Segment Start: Records to process

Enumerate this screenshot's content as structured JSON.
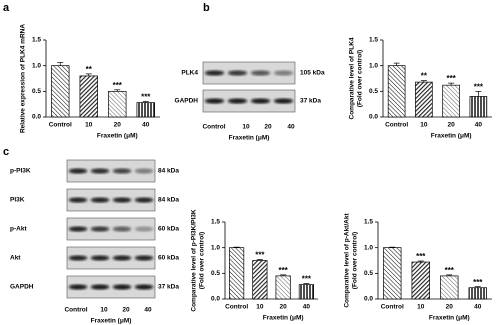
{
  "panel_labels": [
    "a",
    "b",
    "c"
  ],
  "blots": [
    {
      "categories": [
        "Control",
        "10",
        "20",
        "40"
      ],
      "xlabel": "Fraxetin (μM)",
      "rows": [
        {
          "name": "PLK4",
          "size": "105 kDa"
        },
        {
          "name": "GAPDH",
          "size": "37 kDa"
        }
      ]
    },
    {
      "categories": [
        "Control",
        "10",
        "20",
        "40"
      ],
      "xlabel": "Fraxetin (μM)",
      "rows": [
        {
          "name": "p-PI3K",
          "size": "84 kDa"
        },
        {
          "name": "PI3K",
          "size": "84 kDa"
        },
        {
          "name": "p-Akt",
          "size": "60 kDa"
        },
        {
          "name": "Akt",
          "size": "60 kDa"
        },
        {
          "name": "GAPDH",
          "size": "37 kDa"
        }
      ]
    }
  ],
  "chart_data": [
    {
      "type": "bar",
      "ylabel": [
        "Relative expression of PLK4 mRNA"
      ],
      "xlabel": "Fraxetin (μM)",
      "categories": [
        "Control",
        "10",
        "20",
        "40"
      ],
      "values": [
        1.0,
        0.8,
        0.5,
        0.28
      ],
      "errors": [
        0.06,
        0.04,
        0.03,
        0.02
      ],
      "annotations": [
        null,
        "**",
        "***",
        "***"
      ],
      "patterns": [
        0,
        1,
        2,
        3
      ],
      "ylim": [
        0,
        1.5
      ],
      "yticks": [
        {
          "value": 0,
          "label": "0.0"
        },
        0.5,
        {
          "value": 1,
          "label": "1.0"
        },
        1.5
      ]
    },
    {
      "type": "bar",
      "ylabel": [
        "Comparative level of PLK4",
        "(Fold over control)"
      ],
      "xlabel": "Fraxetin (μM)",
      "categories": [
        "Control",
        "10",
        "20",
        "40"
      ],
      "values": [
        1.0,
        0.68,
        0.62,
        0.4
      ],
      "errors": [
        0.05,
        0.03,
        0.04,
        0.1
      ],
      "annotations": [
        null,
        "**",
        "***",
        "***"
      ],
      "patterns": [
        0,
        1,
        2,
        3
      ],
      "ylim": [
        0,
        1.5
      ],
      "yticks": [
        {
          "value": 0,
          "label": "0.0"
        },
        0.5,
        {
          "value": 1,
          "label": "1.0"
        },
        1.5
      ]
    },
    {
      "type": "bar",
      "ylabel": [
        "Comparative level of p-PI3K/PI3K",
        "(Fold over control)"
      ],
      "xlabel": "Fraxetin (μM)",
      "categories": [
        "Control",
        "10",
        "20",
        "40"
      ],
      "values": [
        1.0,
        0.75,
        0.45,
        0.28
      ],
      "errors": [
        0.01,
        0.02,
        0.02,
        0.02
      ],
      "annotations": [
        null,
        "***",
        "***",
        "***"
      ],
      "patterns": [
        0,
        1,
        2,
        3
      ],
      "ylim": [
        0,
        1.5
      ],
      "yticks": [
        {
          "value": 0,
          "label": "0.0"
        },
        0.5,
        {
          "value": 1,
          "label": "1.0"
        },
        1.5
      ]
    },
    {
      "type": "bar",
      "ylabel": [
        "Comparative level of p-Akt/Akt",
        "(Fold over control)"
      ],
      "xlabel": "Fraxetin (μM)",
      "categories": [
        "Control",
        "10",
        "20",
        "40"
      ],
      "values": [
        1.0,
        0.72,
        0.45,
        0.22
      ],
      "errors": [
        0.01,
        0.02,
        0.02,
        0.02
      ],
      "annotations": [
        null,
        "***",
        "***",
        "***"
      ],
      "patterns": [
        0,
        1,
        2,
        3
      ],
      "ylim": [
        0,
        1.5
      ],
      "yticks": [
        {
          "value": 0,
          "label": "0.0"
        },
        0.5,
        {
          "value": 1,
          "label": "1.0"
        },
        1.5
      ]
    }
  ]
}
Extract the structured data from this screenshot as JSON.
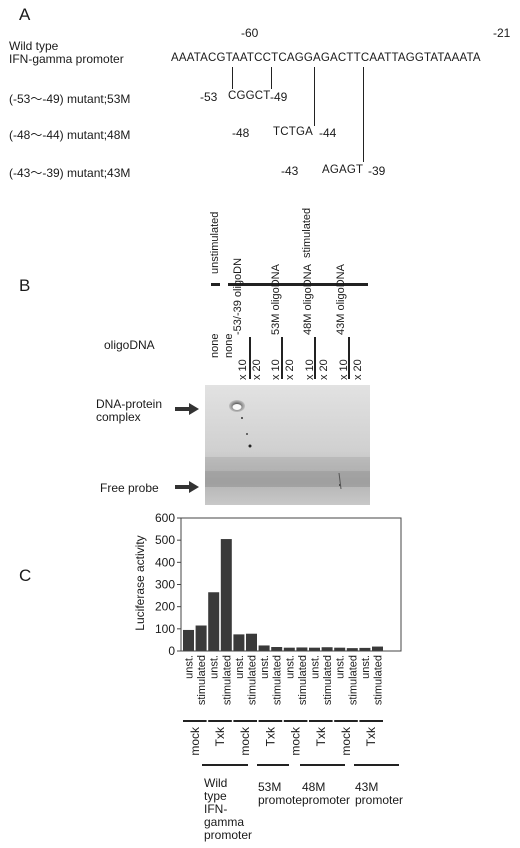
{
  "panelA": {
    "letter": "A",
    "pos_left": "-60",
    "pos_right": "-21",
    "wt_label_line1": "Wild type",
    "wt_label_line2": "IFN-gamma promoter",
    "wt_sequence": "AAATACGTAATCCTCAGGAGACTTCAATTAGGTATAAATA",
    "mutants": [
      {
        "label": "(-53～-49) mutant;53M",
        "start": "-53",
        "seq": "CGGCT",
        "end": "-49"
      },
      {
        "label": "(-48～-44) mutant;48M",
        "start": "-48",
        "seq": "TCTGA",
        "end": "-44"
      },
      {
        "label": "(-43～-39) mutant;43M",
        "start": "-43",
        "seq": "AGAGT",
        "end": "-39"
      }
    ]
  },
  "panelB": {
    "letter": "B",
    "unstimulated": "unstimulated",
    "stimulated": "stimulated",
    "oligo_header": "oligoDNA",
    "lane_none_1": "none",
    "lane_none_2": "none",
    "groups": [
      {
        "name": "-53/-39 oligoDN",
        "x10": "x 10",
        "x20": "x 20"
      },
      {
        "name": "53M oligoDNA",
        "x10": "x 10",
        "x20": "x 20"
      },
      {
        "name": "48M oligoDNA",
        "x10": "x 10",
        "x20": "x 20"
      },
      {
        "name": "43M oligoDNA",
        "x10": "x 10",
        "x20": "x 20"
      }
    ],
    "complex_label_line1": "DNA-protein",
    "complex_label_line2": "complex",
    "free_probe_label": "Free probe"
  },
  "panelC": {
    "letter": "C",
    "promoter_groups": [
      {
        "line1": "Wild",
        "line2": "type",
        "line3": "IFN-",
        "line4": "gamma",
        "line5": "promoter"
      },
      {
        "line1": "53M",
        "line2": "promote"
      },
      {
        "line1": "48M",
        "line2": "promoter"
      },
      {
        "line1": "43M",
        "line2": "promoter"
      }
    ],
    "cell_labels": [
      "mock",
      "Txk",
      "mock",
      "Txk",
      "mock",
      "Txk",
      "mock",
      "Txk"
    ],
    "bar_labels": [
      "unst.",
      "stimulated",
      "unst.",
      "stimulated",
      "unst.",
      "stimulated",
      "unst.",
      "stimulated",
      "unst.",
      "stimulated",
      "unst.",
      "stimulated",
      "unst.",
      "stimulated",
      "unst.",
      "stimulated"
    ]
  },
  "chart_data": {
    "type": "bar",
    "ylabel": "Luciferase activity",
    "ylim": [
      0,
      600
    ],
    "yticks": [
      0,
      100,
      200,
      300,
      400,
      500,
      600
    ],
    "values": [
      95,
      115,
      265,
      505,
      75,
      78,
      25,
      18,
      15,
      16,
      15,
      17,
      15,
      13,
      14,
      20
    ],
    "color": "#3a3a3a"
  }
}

Segment End: Records to process

● Assigned task: Only lines of the material that contain the word "screenshot" belong in the answer; copy each one.

● Solved problem:
Enumerate this screenshot's content as structured JSON.
Extract the structured data from this screenshot as JSON.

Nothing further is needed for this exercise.